>> begin Dataset records
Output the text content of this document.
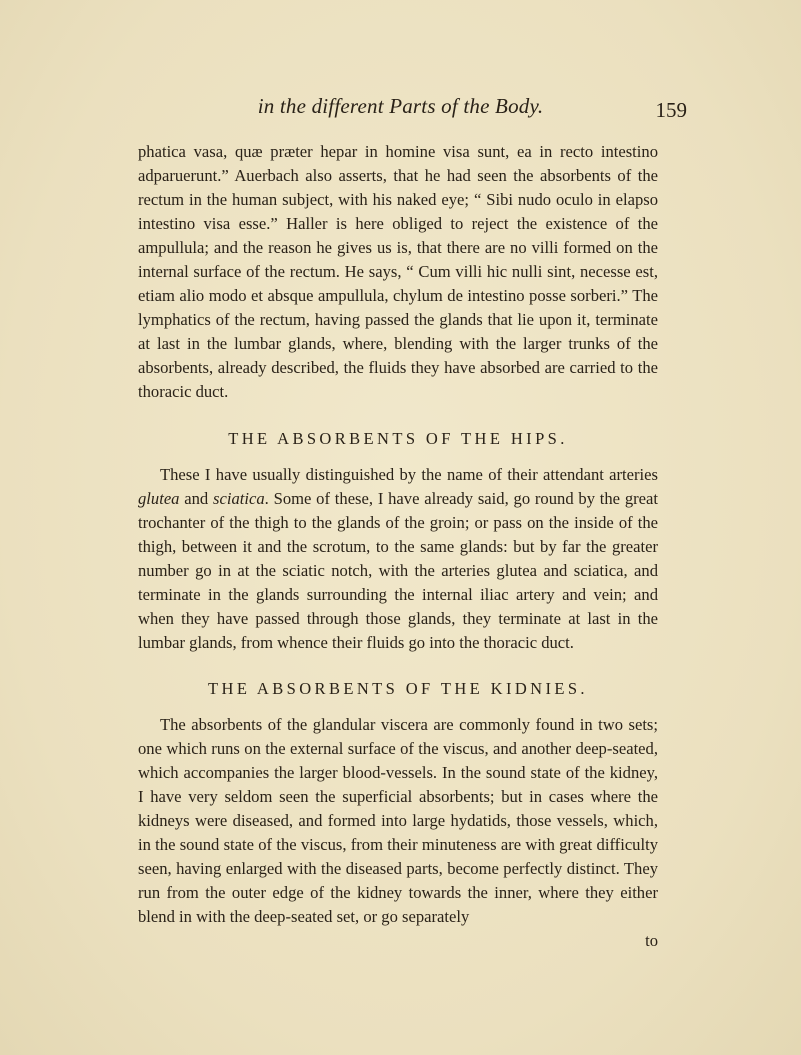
in the different Parts of the Body.	159

phatica vasa, quæ præter hepar in homine visa sunt, ea in recto intestino adparuerunt.” Auerbach also asserts, that he had seen the absorbents of the rectum in the human subject, with his naked eye; “ Sibi nudo oculo in elapso intestino visa esse.” Haller is here obliged to reject the existence of the ampullula; and the reason he gives us is, that there are no villi formed on the internal surface of the rectum. He says, “ Cum villi hic nulli sint, necesse est, etiam alio modo et absque ampullula, chylum de intestino posse sorberi.” The lymphatics of the rectum, having passed the glands that lie upon it, terminate at last in the lumbar glands, where, blending with the larger trunks of the absorbents, already described, the fluids they have absorbed are carried to the thoracic duct.

THE ABSORBENTS OF THE HIPS.

These I have usually distinguished by the name of their attendant arteries glutea and sciatica. Some of these, I have already said, go round by the great trochanter of the thigh to the glands of the groin; or pass on the inside of the thigh, between it and the scrotum, to the same glands: but by far the greater number go in at the sciatic notch, with the arteries glutea and sciatica, and terminate in the glands surrounding the internal iliac artery and vein; and when they have passed through those glands, they terminate at last in the lumbar glands, from whence their fluids go into the thoracic duct.

THE ABSORBENTS OF THE KIDNIES.

The absorbents of the glandular viscera are commonly found in two sets; one which runs on the external surface of the viscus, and another deep-seated, which accompanies the larger blood-vessels. In the sound state of the kidney, I have very seldom seen the superficial absorbents; but in cases where the kidneys were diseased, and formed into large hydatids, those vessels, which, in the sound state of the viscus, from their minuteness are with great difficulty seen, having enlarged with the diseased parts, become perfectly distinct. They run from the outer edge of the kidney towards the inner, where they either blend in with the deep-seated set, or go separately

to
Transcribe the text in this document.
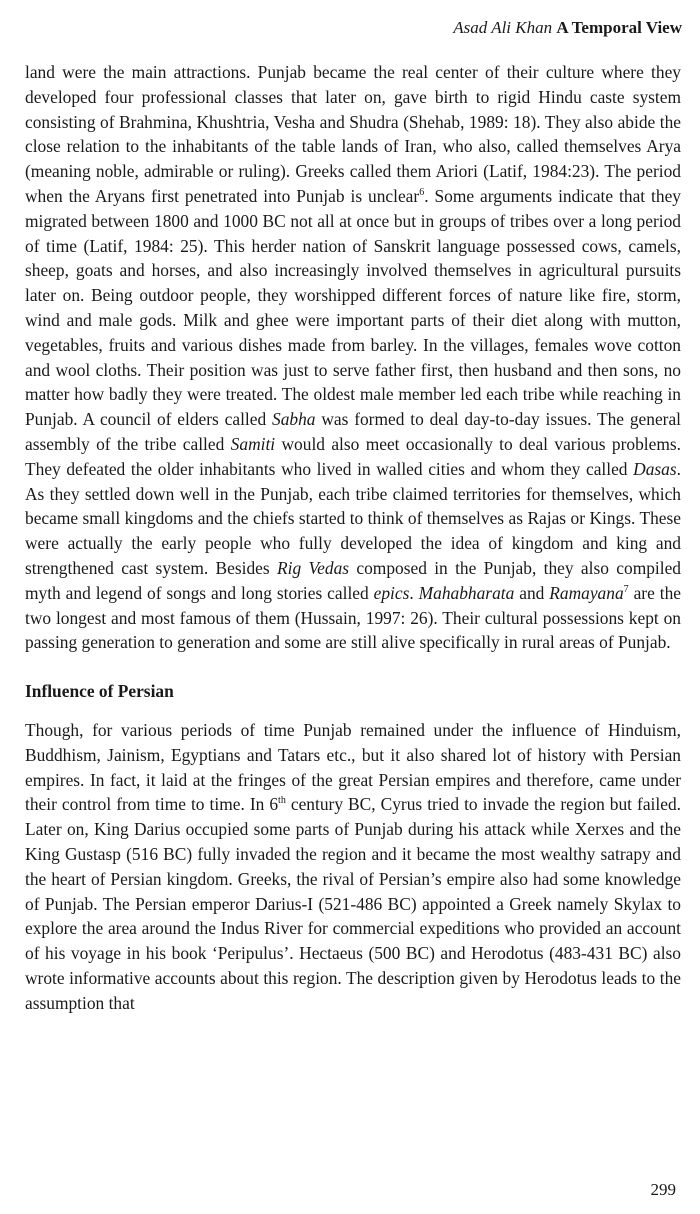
Asad Ali Khan A Temporal View

land were the main attractions. Punjab became the real center of their culture where they developed four professional classes that later on, gave birth to rigid Hindu caste system consisting of Brahmina, Khushtria, Vesha and Shudra (Shehab, 1989: 18). They also abide the close relation to the inhabitants of the table lands of Iran, who also, called themselves Arya (meaning noble, admirable or ruling). Greeks called them Ariori (Latif, 1984:23). The period when the Aryans first penetrated into Punjab is unclear$^6$. Some arguments indicate that they migrated between 1800 and 1000 BC not all at once but in groups of tribes over a long period of time (Latif, 1984: 25). This herder nation of Sanskrit language possessed cows, camels, sheep, goats and horses, and also increasingly involved themselves in agricultural pursuits later on. Being outdoor people, they worshipped different forces of nature like fire, storm, wind and male gods. Milk and ghee were important parts of their diet along with mutton, vegetables, fruits and various dishes made from barley. In the villages, females wove cotton and wool cloths. Their position was just to serve father first, then husband and then sons, no matter how badly they were treated. The oldest male member led each tribe while reaching in Punjab. A council of elders called Sabha was formed to deal day-to-day issues. The general assembly of the tribe called Samiti would also meet occasionally to deal various problems. They defeated the older inhabitants who lived in walled cities and whom they called Dasas. As they settled down well in the Punjab, each tribe claimed territories for themselves, which became small kingdoms and the chiefs started to think of themselves as Rajas or Kings. These were actually the early people who fully developed the idea of kingdom and king and strengthened cast system. Besides Rig Vedas composed in the Punjab, they also compiled myth and legend of songs and long stories called epics. Mahabharata and Ramayana$^7$ are the two longest and most famous of them (Hussain, 1997: 26). Their cultural possessions kept on passing generation to generation and some are still alive specifically in rural areas of Punjab.

Influence of Persian

Though, for various periods of time Punjab remained under the influence of Hinduism, Buddhism, Jainism, Egyptians and Tatars etc., but it also shared lot of history with Persian empires. In fact, it laid at the fringes of the great Persian empires and therefore, came under their control from time to time. In 6th century BC, Cyrus tried to invade the region but failed. Later on, King Darius occupied some parts of Punjab during his attack while Xerxes and the King Gustasp (516 BC) fully invaded the region and it became the most wealthy satrapy and the heart of Persian kingdom. Greeks, the rival of Persian’s empire also had some knowledge of Punjab. The Persian emperor Darius-I (521-486 BC) appointed a Greek namely Skylax to explore the area around the Indus River for commercial expeditions who provided an account of his voyage in his book ‘Peripulus’. Hectaeus (500 BC) and Herodotus (483-431 BC) also wrote informative accounts about this region. The description given by Herodotus leads to the assumption that

299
>> end Dataset records
Set down the lines of the records above exactly, apart from the pictures.

Task output:
Output the text content of this document.
in the different Parts of the Body.	159

phatica vasa, quæ præter hepar in homine visa sunt, ea in recto intestino adparuerunt.” Auerbach also asserts, that he had seen the absorbents of the rectum in the human subject, with his naked eye; “ Sibi nudo oculo in elapso intestino visa esse.” Haller is here obliged to reject the existence of the ampullula; and the reason he gives us is, that there are no villi formed on the internal surface of the rectum. He says, “ Cum villi hic nulli sint, necesse est, etiam alio modo et absque ampullula, chylum de intestino posse sorberi.” The lymphatics of the rectum, having passed the glands that lie upon it, terminate at last in the lumbar glands, where, blending with the larger trunks of the absorbents, already described, the fluids they have absorbed are carried to the thoracic duct.

THE ABSORBENTS OF THE HIPS.

These I have usually distinguished by the name of their attendant arteries glutea and sciatica. Some of these, I have already said, go round by the great trochanter of the thigh to the glands of the groin; or pass on the inside of the thigh, between it and the scrotum, to the same glands: but by far the greater number go in at the sciatic notch, with the arteries glutea and sciatica, and terminate in the glands surrounding the internal iliac artery and vein; and when they have passed through those glands, they terminate at last in the lumbar glands, from whence their fluids go into the thoracic duct.

THE ABSORBENTS OF THE KIDNIES.

The absorbents of the glandular viscera are commonly found in two sets; one which runs on the external surface of the viscus, and another deep-seated, which accompanies the larger blood-vessels. In the sound state of the kidney, I have very seldom seen the superficial absorbents; but in cases where the kidneys were diseased, and formed into large hydatids, those vessels, which, in the sound state of the viscus, from their minuteness are with great difficulty seen, having enlarged with the diseased parts, become perfectly distinct. They run from the outer edge of the kidney towards the inner, where they either blend in with the deep-seated set, or go separately

to
Transcribe the text in this document.
Asad Ali Khan A Temporal View

land were the main attractions. Punjab became the real center of their culture where they developed four professional classes that later on, gave birth to rigid Hindu caste system consisting of Brahmina, Khushtria, Vesha and Shudra (Shehab, 1989: 18). They also abide the close relation to the inhabitants of the table lands of Iran, who also, called themselves Arya (meaning noble, admirable or ruling). Greeks called them Ariori (Latif, 1984:23). The period when the Aryans first penetrated into Punjab is unclear$^6$. Some arguments indicate that they migrated between 1800 and 1000 BC not all at once but in groups of tribes over a long period of time (Latif, 1984: 25). This herder nation of Sanskrit language possessed cows, camels, sheep, goats and horses, and also increasingly involved themselves in agricultural pursuits later on. Being outdoor people, they worshipped different forces of nature like fire, storm, wind and male gods. Milk and ghee were important parts of their diet along with mutton, vegetables, fruits and various dishes made from barley. In the villages, females wove cotton and wool cloths. Their position was just to serve father first, then husband and then sons, no matter how badly they were treated. The oldest male member led each tribe while reaching in Punjab. A council of elders called Sabha was formed to deal day-to-day issues. The general assembly of the tribe called Samiti would also meet occasionally to deal various problems. They defeated the older inhabitants who lived in walled cities and whom they called Dasas. As they settled down well in the Punjab, each tribe claimed territories for themselves, which became small kingdoms and the chiefs started to think of themselves as Rajas or Kings. These were actually the early people who fully developed the idea of kingdom and king and strengthened cast system. Besides Rig Vedas composed in the Punjab, they also compiled myth and legend of songs and long stories called epics. Mahabharata and Ramayana$^7$ are the two longest and most famous of them (Hussain, 1997: 26). Their cultural possessions kept on passing generation to generation and some are still alive specifically in rural areas of Punjab.

Influence of Persian

Though, for various periods of time Punjab remained under the influence of Hinduism, Buddhism, Jainism, Egyptians and Tatars etc., but it also shared lot of history with Persian empires. In fact, it laid at the fringes of the great Persian empires and therefore, came under their control from time to time. In 6th century BC, Cyrus tried to invade the region but failed. Later on, King Darius occupied some parts of Punjab during his attack while Xerxes and the King Gustasp (516 BC) fully invaded the region and it became the most wealthy satrapy and the heart of Persian kingdom. Greeks, the rival of Persian’s empire also had some knowledge of Punjab. The Persian emperor Darius-I (521-486 BC) appointed a Greek namely Skylax to explore the area around the Indus River for commercial expeditions who provided an account of his voyage in his book ‘Peripulus’. Hectaeus (500 BC) and Herodotus (483-431 BC) also wrote informative accounts about this region. The description given by Herodotus leads to the assumption that

299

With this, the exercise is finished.